# [Work to complete]
Every line holding the string "move" should be gathered.

(Extracted data entries)
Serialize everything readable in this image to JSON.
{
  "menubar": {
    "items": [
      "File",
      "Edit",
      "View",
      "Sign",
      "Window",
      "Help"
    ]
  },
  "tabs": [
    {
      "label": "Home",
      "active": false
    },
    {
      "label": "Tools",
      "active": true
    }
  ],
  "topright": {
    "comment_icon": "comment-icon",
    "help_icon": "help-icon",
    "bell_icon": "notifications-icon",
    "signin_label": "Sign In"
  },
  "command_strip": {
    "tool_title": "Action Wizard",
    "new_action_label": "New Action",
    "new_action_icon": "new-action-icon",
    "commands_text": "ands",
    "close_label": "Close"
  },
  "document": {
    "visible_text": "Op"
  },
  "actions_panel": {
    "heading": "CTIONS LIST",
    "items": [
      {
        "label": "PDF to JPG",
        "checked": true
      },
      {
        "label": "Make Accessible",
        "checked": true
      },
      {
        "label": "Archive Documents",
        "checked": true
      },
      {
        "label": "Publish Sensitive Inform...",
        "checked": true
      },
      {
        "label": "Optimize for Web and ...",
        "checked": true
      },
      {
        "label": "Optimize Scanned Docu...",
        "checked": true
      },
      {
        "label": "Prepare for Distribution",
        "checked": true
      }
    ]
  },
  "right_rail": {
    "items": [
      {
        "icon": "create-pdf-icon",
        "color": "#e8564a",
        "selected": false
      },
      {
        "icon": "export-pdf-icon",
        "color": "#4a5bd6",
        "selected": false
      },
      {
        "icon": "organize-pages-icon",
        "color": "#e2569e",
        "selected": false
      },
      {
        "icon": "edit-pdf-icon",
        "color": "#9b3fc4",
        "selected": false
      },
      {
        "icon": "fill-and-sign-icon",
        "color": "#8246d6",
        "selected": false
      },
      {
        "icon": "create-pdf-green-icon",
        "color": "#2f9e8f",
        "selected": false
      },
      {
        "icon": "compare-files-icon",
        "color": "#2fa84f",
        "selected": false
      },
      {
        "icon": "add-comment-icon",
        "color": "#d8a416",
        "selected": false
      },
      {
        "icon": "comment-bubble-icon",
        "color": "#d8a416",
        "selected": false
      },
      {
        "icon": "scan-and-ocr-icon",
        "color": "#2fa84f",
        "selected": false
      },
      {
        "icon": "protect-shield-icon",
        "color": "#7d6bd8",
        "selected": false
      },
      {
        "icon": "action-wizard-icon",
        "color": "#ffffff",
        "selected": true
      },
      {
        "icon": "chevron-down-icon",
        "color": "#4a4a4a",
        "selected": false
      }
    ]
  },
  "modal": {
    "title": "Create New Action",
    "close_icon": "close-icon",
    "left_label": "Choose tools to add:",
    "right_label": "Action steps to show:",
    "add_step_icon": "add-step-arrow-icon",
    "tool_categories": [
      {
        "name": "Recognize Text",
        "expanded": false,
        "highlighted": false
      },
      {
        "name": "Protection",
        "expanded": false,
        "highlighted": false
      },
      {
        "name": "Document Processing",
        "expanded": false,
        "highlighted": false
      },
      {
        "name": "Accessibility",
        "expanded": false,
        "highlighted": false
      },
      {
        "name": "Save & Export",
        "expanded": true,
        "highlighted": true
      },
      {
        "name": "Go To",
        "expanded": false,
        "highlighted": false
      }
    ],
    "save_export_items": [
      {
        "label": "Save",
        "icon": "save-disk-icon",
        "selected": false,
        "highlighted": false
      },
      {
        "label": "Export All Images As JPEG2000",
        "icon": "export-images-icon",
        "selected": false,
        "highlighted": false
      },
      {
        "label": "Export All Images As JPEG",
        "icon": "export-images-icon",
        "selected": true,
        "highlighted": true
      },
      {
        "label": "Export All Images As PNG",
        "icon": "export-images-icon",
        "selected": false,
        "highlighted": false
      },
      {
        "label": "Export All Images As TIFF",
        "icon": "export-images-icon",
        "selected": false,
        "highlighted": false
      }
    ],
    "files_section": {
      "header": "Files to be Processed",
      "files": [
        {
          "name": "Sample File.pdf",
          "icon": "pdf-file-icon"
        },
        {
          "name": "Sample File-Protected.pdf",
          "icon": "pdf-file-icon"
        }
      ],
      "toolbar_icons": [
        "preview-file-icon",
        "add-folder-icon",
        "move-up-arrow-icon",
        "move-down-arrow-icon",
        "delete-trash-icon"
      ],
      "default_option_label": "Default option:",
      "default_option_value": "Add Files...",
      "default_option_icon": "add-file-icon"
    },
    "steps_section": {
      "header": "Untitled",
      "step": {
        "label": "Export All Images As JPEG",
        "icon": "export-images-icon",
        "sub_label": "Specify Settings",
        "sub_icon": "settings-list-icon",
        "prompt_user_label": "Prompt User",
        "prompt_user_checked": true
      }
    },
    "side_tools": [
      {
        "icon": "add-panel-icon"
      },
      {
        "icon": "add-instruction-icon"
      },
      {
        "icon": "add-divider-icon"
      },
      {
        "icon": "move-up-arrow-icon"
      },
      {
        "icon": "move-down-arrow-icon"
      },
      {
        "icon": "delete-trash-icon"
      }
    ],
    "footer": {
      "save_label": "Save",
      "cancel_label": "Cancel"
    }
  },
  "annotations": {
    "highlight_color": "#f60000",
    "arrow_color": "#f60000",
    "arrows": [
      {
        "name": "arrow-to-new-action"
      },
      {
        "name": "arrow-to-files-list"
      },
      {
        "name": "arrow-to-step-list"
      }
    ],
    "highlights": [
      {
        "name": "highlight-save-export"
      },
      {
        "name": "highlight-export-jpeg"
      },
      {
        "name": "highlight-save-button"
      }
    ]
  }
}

# [Task solution]
        "move-up-arrow-icon",
        "move-down-arrow-icon",
        "icon": "move-up-arrow-icon"
        "icon": "move-down-arrow-icon"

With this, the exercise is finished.